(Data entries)
= Beginning of Section =

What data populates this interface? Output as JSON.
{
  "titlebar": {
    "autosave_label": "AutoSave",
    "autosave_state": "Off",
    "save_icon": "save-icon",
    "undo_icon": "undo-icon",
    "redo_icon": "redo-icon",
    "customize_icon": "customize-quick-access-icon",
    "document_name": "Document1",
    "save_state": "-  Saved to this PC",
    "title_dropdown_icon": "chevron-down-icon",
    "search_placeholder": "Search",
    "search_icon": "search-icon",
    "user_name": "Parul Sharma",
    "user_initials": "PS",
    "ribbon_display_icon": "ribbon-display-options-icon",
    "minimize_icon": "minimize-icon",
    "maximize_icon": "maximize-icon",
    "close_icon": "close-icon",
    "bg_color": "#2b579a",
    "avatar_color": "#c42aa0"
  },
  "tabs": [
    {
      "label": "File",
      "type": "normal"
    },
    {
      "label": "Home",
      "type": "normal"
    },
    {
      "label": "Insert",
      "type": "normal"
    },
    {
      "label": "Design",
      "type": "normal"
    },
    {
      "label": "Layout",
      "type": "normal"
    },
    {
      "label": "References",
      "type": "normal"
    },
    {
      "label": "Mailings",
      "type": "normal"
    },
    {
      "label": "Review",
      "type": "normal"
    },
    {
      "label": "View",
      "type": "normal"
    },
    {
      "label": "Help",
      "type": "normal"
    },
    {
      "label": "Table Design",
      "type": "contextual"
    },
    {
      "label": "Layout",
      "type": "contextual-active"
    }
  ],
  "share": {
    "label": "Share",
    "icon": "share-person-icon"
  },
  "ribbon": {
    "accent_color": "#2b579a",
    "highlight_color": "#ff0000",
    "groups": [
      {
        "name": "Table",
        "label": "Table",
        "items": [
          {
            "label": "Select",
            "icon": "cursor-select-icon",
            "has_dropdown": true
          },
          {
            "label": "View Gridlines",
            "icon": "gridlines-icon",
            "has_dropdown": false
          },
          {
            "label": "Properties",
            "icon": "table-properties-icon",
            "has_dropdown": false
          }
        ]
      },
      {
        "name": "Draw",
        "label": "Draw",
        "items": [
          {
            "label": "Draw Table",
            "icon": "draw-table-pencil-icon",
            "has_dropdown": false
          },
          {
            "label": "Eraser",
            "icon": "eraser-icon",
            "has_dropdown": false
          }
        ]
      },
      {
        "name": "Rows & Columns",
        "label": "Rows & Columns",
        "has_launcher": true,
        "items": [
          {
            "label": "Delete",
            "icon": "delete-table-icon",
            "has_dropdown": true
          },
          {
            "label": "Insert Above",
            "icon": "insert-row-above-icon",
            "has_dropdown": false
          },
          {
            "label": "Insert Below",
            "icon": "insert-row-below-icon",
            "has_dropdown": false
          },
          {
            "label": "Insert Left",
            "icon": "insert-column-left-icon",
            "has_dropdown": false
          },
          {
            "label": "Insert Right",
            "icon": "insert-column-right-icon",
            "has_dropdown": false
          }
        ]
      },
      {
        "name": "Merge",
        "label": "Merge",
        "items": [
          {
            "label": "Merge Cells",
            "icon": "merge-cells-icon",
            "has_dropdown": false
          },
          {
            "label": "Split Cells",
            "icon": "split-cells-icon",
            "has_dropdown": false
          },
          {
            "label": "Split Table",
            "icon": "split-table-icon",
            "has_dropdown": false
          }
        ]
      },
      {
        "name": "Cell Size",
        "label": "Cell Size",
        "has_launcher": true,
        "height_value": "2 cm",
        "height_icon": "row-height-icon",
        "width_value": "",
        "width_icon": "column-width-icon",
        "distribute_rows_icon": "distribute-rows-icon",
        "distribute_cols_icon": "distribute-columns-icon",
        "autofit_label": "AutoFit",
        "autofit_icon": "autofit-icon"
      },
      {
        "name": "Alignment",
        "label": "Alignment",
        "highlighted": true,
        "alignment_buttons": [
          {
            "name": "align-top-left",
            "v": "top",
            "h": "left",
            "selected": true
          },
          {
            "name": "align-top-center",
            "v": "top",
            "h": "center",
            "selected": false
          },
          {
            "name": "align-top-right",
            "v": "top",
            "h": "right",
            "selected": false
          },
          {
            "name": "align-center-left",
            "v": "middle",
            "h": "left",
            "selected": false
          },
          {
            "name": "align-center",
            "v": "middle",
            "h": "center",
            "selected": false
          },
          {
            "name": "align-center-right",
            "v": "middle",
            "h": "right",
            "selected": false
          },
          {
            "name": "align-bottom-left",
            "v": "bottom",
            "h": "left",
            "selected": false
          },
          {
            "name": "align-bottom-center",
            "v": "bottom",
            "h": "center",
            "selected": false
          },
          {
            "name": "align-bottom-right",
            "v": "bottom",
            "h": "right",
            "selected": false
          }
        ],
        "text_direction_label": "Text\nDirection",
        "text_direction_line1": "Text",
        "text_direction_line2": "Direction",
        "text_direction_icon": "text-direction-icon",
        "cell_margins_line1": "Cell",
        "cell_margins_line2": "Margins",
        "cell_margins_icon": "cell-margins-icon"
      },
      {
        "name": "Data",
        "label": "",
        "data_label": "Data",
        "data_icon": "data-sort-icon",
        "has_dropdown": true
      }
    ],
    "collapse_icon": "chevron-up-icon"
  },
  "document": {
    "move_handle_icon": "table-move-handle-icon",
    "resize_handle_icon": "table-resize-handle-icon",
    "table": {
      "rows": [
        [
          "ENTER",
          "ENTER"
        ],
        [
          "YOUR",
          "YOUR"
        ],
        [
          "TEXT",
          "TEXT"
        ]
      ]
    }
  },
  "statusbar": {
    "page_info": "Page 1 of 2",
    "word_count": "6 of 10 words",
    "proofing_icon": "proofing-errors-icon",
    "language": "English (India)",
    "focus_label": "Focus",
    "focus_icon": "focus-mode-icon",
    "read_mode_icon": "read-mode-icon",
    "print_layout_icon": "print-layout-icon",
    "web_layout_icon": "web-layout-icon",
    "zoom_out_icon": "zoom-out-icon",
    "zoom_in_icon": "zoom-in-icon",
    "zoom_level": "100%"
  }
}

= End of Section =

Requirement:
Please print the records above exactly, leaving nothing out.

Answer:
What data populates this interface? Output as JSON.
{
  "titlebar": {
    "autosave_label": "AutoSave",
    "autosave_state": "Off",
    "save_icon": "save-icon",
    "undo_icon": "undo-icon",
    "redo_icon": "redo-icon",
    "customize_icon": "customize-quick-access-icon",
    "document_name": "Document1",
    "save_state": "-  Saved to this PC",
    "title_dropdown_icon": "chevron-down-icon",
    "search_placeholder": "Search",
    "search_icon": "search-icon",
    "user_name": "Parul Sharma",
    "user_initials": "PS",
    "ribbon_display_icon": "ribbon-display-options-icon",
    "minimize_icon": "minimize-icon",
    "maximize_icon": "maximize-icon",
    "close_icon": "close-icon",
    "bg_color": "#2b579a",
    "avatar_color": "#c42aa0"
  },
  "tabs": [
    {
      "label": "File",
      "type": "normal"
    },
    {
      "label": "Home",
      "type": "normal"
    },
    {
      "label": "Insert",
      "type": "normal"
    },
    {
      "label": "Design",
      "type": "normal"
    },
    {
      "label": "Layout",
      "type": "normal"
    },
    {
      "label": "References",
      "type": "normal"
    },
    {
      "label": "Mailings",
      "type": "normal"
    },
    {
      "label": "Review",
      "type": "normal"
    },
    {
      "label": "View",
      "type": "normal"
    },
    {
      "label": "Help",
      "type": "normal"
    },
    {
      "label": "Table Design",
      "type": "contextual"
    },
    {
      "label": "Layout",
      "type": "contextual-active"
    }
  ],
  "share": {
    "label": "Share",
    "icon": "share-person-icon"
  },
  "ribbon": {
    "accent_color": "#2b579a",
    "highlight_color": "#ff0000",
    "groups": [
      {
        "name": "Table",
        "label": "Table",
        "items": [
          {
            "label": "Select",
            "icon": "cursor-select-icon",
            "has_dropdown": true
          },
          {
            "label": "View Gridlines",
            "icon": "gridlines-icon",
            "has_dropdown": false
          },
          {
            "label": "Properties",
            "icon": "table-properties-icon",
            "has_dropdown": false
          }
        ]
      },
      {
        "name": "Draw",
        "label": "Draw",
        "items": [
          {
            "label": "Draw Table",
            "icon": "draw-table-pencil-icon",
            "has_dropdown": false
          },
          {
            "label": "Eraser",
            "icon": "eraser-icon",
            "has_dropdown": false
          }
        ]
      },
      {
        "name": "Rows & Columns",
        "label": "Rows & Columns",
        "has_launcher": true,
        "items": [
          {
            "label": "Delete",
            "icon": "delete-table-icon",
            "has_dropdown": true
          },
          {
            "label": "Insert Above",
            "icon": "insert-row-above-icon",
            "has_dropdown": false
          },
          {
            "label": "Insert Below",
            "icon": "insert-row-below-icon",
            "has_dropdown": false
          },
          {
            "label": "Insert Left",
            "icon": "insert-column-left-icon",
            "has_dropdown": false
          },
          {
            "label": "Insert Right",
            "icon": "insert-column-right-icon",
            "has_dropdown": false
          }
        ]
      },
      {
        "name": "Merge",
        "label": "Merge",
        "items": [
          {
            "label": "Merge Cells",
            "icon": "merge-cells-icon",
            "has_dropdown": false
          },
          {
            "label": "Split Cells",
            "icon": "split-cells-icon",
            "has_dropdown": false
          },
          {
            "label": "Split Table",
            "icon": "split-table-icon",
            "has_dropdown": false
          }
        ]
      },
      {
        "name": "Cell Size",
        "label": "Cell Size",
        "has_launcher": true,
        "height_value": "2 cm",
        "height_icon": "row-height-icon",
        "width_value": "",
        "width_icon": "column-width-icon",
        "distribute_rows_icon": "distribute-rows-icon",
        "distribute_cols_icon": "distribute-columns-icon",
        "autofit_label": "AutoFit",
        "autofit_icon": "autofit-icon"
      },
      {
        "name": "Alignment",
        "label": "Alignment",
        "highlighted": true,
        "alignment_buttons": [
          {
            "name": "align-top-left",
            "v": "top",
            "h": "left",
            "selected": true
          },
          {
            "name": "align-top-center",
            "v": "top",
            "h": "center",
            "selected": false
          },
          {
            "name": "align-top-right",
            "v": "top",
            "h": "right",
            "selected": false
          },
          {
            "name": "align-center-left",
            "v": "middle",
            "h": "left",
            "selected": false
          },
          {
            "name": "align-center",
            "v": "middle",
            "h": "center",
            "selected": false
          },
          {
            "name": "align-center-right",
            "v": "middle",
            "h": "right",
            "selected": false
          },
          {
            "name": "align-bottom-left",
            "v": "bottom",
            "h": "left",
            "selected": false
          },
          {
            "name": "align-bottom-center",
            "v": "bottom",
            "h": "center",
            "selected": false
          },
          {
            "name": "align-bottom-right",
            "v": "bottom",
            "h": "right",
            "selected": false
          }
        ],
        "text_direction_label": "Text\nDirection",
        "text_direction_line1": "Text",
        "text_direction_line2": "Direction",
        "text_direction_icon": "text-direction-icon",
        "cell_margins_line1": "Cell",
        "cell_margins_line2": "Margins",
        "cell_margins_icon": "cell-margins-icon"
      },
      {
        "name": "Data",
        "label": "",
        "data_label": "Data",
        "data_icon": "data-sort-icon",
        "has_dropdown": true
      }
    ],
    "collapse_icon": "chevron-up-icon"
  },
  "document": {
    "move_handle_icon": "table-move-handle-icon",
    "resize_handle_icon": "table-resize-handle-icon",
    "table": {
      "rows": [
        [
          "ENTER",
          "ENTER"
        ],
        [
          "YOUR",
          "YOUR"
        ],
        [
          "TEXT",
          "TEXT"
        ]
      ]
    }
  },
  "statusbar": {
    "page_info": "Page 1 of 2",
    "word_count": "6 of 10 words",
    "proofing_icon": "proofing-errors-icon",
    "language": "English (India)",
    "focus_label": "Focus",
    "focus_icon": "focus-mode-icon",
    "read_mode_icon": "read-mode-icon",
    "print_layout_icon": "print-layout-icon",
    "web_layout_icon": "web-layout-icon",
    "zoom_out_icon": "zoom-out-icon",
    "zoom_in_icon": "zoom-in-icon",
    "zoom_level": "100%"
  }
}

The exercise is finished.